Your task is to gather the lines below that hold the string "Professional".

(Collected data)
● ● ● ● ●
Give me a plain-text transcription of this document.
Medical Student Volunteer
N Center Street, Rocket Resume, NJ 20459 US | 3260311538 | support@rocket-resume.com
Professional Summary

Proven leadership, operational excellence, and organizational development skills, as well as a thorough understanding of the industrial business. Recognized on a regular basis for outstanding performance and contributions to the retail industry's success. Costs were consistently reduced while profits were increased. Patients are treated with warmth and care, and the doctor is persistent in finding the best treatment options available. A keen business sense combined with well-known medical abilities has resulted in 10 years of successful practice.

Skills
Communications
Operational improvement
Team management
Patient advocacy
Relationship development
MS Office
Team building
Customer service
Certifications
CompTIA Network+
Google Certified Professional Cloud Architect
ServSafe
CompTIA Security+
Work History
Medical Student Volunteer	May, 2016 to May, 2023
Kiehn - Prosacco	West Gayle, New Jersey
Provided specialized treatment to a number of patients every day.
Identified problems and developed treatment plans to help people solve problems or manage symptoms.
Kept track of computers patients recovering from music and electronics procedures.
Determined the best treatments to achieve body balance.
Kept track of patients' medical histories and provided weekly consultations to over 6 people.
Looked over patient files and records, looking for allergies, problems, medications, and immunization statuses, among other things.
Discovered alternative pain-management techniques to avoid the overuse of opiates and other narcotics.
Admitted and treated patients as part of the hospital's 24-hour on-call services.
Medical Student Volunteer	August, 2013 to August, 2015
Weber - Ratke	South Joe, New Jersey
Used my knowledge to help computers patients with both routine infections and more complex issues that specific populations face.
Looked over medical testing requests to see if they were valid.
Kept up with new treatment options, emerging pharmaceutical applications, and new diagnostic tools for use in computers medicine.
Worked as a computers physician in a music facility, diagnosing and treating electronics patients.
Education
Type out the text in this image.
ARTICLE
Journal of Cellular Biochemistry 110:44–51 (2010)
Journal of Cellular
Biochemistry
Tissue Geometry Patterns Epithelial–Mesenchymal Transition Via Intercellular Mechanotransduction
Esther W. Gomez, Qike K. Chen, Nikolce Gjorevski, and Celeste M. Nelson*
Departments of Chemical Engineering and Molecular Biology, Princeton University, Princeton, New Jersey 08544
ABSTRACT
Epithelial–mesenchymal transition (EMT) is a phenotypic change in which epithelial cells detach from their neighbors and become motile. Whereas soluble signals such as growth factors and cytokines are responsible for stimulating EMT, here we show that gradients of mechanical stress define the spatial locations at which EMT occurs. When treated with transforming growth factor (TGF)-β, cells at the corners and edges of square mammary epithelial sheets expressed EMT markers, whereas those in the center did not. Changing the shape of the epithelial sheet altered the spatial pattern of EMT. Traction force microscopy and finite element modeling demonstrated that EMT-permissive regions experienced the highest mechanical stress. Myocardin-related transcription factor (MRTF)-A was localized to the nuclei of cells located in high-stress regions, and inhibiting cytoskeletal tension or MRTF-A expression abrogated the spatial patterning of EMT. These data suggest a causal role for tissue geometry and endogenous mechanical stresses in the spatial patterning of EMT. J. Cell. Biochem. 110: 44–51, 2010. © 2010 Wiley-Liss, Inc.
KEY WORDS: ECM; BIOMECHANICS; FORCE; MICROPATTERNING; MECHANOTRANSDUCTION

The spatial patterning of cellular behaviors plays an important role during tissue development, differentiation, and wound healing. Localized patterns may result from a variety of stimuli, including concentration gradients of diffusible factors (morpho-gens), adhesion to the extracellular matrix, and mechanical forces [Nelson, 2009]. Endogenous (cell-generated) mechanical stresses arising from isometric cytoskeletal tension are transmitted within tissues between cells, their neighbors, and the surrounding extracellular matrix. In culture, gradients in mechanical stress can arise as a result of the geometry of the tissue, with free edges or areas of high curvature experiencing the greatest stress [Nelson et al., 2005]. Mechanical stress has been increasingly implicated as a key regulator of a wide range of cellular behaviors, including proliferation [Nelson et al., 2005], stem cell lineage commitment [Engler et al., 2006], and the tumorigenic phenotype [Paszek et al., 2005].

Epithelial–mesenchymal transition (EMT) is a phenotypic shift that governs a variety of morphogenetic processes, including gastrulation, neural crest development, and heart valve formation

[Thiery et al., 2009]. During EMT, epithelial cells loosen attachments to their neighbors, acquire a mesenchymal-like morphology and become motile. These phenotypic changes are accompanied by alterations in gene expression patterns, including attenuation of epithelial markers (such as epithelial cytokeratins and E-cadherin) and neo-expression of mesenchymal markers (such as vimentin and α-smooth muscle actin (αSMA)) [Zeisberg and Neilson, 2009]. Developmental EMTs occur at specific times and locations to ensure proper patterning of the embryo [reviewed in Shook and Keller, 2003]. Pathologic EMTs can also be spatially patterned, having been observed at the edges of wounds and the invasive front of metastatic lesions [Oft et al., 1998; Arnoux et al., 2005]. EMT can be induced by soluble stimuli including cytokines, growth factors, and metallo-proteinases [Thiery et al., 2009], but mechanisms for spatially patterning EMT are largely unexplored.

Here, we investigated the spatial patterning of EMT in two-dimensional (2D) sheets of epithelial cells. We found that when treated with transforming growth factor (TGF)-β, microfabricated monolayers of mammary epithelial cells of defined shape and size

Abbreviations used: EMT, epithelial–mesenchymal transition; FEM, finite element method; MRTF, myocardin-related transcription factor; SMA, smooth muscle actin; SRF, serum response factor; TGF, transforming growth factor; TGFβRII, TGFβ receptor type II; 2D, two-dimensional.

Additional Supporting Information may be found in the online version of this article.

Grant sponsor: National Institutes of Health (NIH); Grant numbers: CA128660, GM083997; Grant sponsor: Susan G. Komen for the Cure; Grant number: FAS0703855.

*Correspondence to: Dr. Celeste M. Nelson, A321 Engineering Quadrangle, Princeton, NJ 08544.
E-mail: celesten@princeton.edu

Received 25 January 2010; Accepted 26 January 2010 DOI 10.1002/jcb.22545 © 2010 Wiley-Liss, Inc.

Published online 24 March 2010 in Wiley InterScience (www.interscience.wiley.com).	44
● ● ● ● ●
# [Answer section]
Professional Summary
Google Certified Professional Cloud Architect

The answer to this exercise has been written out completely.